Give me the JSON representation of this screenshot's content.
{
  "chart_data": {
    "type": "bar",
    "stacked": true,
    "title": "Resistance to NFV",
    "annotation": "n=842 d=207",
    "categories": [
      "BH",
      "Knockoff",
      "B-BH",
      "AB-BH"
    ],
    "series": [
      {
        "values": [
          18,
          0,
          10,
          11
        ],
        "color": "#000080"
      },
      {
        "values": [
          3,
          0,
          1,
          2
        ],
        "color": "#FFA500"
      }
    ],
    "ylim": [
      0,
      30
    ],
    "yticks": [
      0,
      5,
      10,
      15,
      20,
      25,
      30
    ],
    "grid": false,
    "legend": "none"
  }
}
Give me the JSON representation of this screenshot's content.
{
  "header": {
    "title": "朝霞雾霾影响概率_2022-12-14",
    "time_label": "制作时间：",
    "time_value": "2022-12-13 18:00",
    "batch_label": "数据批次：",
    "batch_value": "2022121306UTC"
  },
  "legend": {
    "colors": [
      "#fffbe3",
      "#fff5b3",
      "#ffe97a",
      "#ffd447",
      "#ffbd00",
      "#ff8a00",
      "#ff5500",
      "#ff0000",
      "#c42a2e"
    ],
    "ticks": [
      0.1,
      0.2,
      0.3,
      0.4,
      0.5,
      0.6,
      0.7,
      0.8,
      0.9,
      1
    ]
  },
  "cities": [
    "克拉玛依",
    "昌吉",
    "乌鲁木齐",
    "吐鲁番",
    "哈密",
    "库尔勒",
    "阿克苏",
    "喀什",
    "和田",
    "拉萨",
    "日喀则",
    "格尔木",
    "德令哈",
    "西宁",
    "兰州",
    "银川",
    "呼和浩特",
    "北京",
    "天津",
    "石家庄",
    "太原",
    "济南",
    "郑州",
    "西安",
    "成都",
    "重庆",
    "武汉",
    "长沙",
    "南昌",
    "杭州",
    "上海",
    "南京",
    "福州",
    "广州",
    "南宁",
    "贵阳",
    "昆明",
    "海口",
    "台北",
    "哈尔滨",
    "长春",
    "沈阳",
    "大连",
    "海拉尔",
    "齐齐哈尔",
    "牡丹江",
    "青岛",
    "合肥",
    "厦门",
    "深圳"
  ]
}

++++++

→ **Aim of the task**
Determine how many lines of the material include the string "title". Output only that count.

→ **Response below**
2